→ **Instructions to follow**:
Exactly as given, repeat all of the entries.

→ **Source records**:
+++++

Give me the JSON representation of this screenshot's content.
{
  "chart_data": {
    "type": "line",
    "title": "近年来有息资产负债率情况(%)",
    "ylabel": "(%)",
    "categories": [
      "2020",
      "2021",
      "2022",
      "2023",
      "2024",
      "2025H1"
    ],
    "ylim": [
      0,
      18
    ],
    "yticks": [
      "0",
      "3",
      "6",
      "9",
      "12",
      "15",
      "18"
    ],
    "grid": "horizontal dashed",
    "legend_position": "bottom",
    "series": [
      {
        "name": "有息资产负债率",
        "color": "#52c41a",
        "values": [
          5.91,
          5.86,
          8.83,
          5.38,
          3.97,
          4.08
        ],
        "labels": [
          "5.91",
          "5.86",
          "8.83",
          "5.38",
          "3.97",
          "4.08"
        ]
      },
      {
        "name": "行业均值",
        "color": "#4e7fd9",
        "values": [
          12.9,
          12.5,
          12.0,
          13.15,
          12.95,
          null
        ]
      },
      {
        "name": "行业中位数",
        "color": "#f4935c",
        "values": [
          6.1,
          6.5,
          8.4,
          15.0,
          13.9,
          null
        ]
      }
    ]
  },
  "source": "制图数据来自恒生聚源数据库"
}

+++++

→ **Full answer**:
Give me the JSON representation of this screenshot's content.
{
  "chart_data": {
    "type": "line",
    "title": "近年来有息资产负债率情况(%)",
    "ylabel": "(%)",
    "categories": [
      "2020",
      "2021",
      "2022",
      "2023",
      "2024",
      "2025H1"
    ],
    "ylim": [
      0,
      18
    ],
    "yticks": [
      "0",
      "3",
      "6",
      "9",
      "12",
      "15",
      "18"
    ],
    "grid": "horizontal dashed",
    "legend_position": "bottom",
    "series": [
      {
        "name": "有息资产负债率",
        "color": "#52c41a",
        "values": [
          5.91,
          5.86,
          8.83,
          5.38,
          3.97,
          4.08
        ],
        "labels": [
          "5.91",
          "5.86",
          "8.83",
          "5.38",
          "3.97",
          "4.08"
        ]
      },
      {
        "name": "行业均值",
        "color": "#4e7fd9",
        "values": [
          12.9,
          12.5,
          12.0,
          13.15,
          12.95,
          null
        ]
      },
      {
        "name": "行业中位数",
        "color": "#f4935c",
        "values": [
          6.1,
          6.5,
          8.4,
          15.0,
          13.9,
          null
        ]
      }
    ]
  },
  "source": "制图数据来自恒生聚源数据库"
}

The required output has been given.